THE PROBLEM: Identify each line below that contains the word "député", and copy it out.

A block of data:
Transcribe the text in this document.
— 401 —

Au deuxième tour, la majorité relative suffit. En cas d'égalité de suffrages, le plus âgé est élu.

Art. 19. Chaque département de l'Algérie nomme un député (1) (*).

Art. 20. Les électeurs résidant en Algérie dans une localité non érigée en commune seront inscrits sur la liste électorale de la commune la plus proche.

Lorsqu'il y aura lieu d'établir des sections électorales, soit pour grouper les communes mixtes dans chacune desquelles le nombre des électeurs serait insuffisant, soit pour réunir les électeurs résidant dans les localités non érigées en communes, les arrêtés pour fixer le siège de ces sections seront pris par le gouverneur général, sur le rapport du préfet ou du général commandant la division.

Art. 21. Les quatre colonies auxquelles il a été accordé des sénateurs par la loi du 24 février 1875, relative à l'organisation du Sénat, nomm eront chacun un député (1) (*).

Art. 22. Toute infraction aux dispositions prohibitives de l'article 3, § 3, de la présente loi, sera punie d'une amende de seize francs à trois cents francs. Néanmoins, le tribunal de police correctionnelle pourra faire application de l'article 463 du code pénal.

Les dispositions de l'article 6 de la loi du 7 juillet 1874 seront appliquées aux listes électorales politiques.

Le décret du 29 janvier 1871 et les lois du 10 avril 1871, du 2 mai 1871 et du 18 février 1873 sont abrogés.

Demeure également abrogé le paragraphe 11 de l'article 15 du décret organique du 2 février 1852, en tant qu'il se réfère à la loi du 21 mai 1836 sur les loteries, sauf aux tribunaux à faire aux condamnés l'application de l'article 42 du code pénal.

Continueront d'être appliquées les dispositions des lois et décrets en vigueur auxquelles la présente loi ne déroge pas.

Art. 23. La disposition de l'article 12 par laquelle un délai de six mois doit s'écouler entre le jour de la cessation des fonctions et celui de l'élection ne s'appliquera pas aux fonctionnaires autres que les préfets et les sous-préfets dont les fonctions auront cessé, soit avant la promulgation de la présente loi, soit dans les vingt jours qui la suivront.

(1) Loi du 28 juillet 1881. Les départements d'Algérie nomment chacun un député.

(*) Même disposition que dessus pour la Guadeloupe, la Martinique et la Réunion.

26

EXERCISE ANSWER:
Art. 19. Chaque département de l'Algérie nomme un député (1) (*).
Art. 21. Les quatre colonies auxquelles il a été accordé des sénateurs par la loi du 24 février 1875, relative à l'organisation du Sénat, nomm eront chacun un député (1) (*).
(1) Loi du 28 juillet 1881. Les départements d'Algérie nomment chacun un député.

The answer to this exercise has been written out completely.